• Data lines:
::::

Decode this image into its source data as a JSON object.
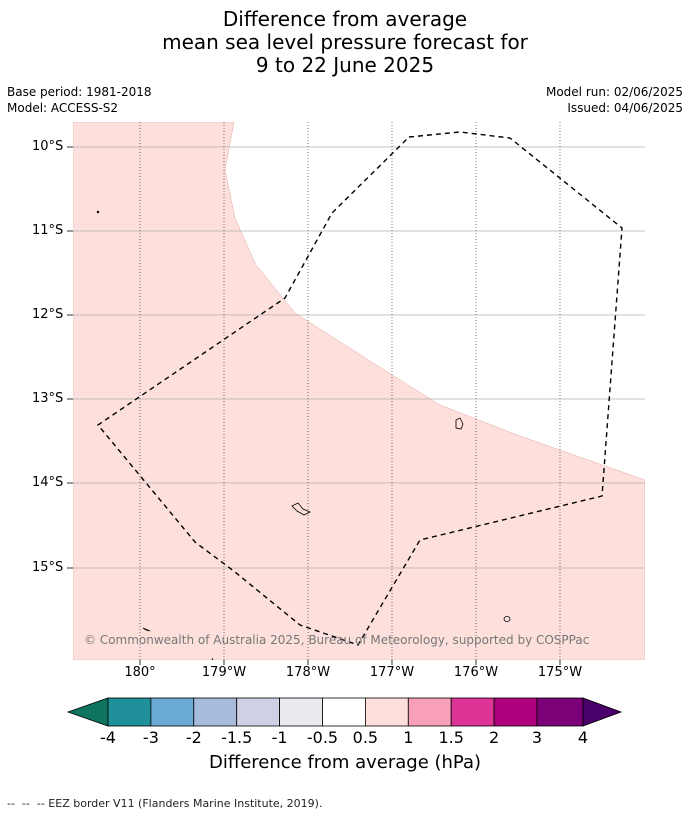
{
  "title": {
    "line1": "Difference from average",
    "line2": "mean sea level pressure forecast for",
    "line3": "9 to 22 June 2025"
  },
  "meta": {
    "base_period": "Base period: 1981-2018",
    "model": "Model: ACCESS-S2",
    "model_run": "Model run: 02/06/2025",
    "issued": "Issued: 04/06/2025"
  },
  "map": {
    "latitude_labels": [
      "10°S",
      "11°S",
      "12°S",
      "13°S",
      "14°S",
      "15°S"
    ],
    "longitude_labels": [
      "180°",
      "179°W",
      "178°W",
      "177°W",
      "176°W",
      "175°W"
    ],
    "copyright": "© Commonwealth of Australia 2025, Bureau of Meteorology, supported by COSPPac",
    "shaded_category": "0.5 to 1",
    "shaded_color": "#fde0dc",
    "eez_line_style": "dashed"
  },
  "colorbar": {
    "label": "Difference from average (hPa)",
    "ticks": [
      "-4",
      "-3",
      "-2",
      "-1.5",
      "-1",
      "-0.5",
      "0.5",
      "1",
      "1.5",
      "2",
      "3",
      "4"
    ],
    "colors": [
      "#0f7560",
      "#1f9099",
      "#6aaad2",
      "#a7bcdc",
      "#cfd0e6",
      "#ebe8ee",
      "#ffffff",
      "#fde0dc",
      "#f9a0b9",
      "#dd3497",
      "#ae017e",
      "#7a0177",
      "#49006a"
    ]
  },
  "footer": "--  --  -- EEZ border V11 (Flanders Marine Institute, 2019)."
}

::::

• Your instructions: From the listing above, copy every line that includes the word "Model".

• Result of the exercise:
    "model": "Model: ACCESS-S2",
    "model_run": "Model run: 02/06/2025",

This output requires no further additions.